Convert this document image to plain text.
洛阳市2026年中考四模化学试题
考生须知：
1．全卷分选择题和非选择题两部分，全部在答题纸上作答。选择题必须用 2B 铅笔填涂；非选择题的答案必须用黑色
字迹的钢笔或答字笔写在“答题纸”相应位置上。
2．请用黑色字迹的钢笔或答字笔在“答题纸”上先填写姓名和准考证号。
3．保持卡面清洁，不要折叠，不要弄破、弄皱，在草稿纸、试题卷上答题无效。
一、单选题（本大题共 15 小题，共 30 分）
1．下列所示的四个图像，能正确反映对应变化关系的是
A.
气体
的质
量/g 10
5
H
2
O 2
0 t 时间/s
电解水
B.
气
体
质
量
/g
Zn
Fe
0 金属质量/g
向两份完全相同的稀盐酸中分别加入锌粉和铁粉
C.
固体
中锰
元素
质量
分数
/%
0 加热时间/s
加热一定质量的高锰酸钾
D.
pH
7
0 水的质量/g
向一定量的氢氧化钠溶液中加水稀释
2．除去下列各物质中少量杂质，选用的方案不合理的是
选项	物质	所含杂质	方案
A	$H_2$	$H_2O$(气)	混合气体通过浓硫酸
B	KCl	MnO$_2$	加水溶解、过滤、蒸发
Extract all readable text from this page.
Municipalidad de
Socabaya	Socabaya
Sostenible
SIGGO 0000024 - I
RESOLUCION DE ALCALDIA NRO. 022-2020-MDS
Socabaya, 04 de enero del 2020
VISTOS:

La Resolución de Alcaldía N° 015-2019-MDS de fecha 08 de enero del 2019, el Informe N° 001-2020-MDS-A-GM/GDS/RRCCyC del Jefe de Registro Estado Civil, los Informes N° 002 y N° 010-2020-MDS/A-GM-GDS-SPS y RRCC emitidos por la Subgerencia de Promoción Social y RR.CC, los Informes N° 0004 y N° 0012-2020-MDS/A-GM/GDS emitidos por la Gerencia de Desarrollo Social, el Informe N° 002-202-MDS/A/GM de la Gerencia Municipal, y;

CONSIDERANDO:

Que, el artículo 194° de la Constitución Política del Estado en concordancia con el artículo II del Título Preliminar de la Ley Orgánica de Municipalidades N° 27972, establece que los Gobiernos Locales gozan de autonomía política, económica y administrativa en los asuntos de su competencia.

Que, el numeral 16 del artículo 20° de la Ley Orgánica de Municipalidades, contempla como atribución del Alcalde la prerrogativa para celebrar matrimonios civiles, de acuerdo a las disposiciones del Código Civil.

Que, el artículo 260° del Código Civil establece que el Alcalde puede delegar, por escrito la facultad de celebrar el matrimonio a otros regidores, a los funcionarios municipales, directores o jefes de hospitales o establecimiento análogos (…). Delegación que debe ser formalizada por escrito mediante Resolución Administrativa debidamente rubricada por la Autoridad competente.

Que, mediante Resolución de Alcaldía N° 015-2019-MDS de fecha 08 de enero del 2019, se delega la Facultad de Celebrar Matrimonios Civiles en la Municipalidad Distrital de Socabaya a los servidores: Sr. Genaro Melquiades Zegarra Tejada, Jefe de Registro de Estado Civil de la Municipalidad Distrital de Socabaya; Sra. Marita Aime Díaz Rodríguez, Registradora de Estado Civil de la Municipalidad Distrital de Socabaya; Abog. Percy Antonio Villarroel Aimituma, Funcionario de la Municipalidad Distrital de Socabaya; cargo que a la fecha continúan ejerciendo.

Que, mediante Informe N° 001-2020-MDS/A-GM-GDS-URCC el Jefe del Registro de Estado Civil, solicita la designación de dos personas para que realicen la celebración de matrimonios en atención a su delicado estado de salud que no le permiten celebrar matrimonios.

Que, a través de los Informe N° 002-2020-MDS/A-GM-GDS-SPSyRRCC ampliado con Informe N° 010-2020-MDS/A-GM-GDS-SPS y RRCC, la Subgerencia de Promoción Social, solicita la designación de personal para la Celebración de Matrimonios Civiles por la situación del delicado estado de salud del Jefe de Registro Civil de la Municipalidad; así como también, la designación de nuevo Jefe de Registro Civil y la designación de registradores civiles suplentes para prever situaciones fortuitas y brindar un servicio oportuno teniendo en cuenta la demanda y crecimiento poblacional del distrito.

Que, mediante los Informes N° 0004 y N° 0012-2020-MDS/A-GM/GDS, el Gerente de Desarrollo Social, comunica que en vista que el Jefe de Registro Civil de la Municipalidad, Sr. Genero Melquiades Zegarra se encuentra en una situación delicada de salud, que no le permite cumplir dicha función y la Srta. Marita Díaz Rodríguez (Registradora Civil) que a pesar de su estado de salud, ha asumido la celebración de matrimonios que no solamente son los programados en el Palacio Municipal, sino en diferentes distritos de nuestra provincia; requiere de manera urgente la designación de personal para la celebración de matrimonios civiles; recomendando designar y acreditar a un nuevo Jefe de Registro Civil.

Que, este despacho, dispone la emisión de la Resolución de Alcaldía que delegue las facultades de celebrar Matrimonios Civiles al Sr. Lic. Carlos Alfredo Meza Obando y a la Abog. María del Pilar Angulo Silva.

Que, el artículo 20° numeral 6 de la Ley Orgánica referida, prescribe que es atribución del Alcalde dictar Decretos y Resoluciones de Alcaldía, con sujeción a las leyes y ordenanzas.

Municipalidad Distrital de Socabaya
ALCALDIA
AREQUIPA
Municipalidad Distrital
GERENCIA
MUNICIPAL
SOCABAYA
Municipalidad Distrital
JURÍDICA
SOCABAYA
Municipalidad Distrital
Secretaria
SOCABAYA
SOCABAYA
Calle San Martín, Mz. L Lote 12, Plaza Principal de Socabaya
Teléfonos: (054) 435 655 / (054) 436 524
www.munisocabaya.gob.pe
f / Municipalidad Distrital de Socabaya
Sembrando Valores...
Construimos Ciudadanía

= = = =

--- Set problem ---
Provide only the count of lines in the data above that include the string "this".

--- Task result ---
2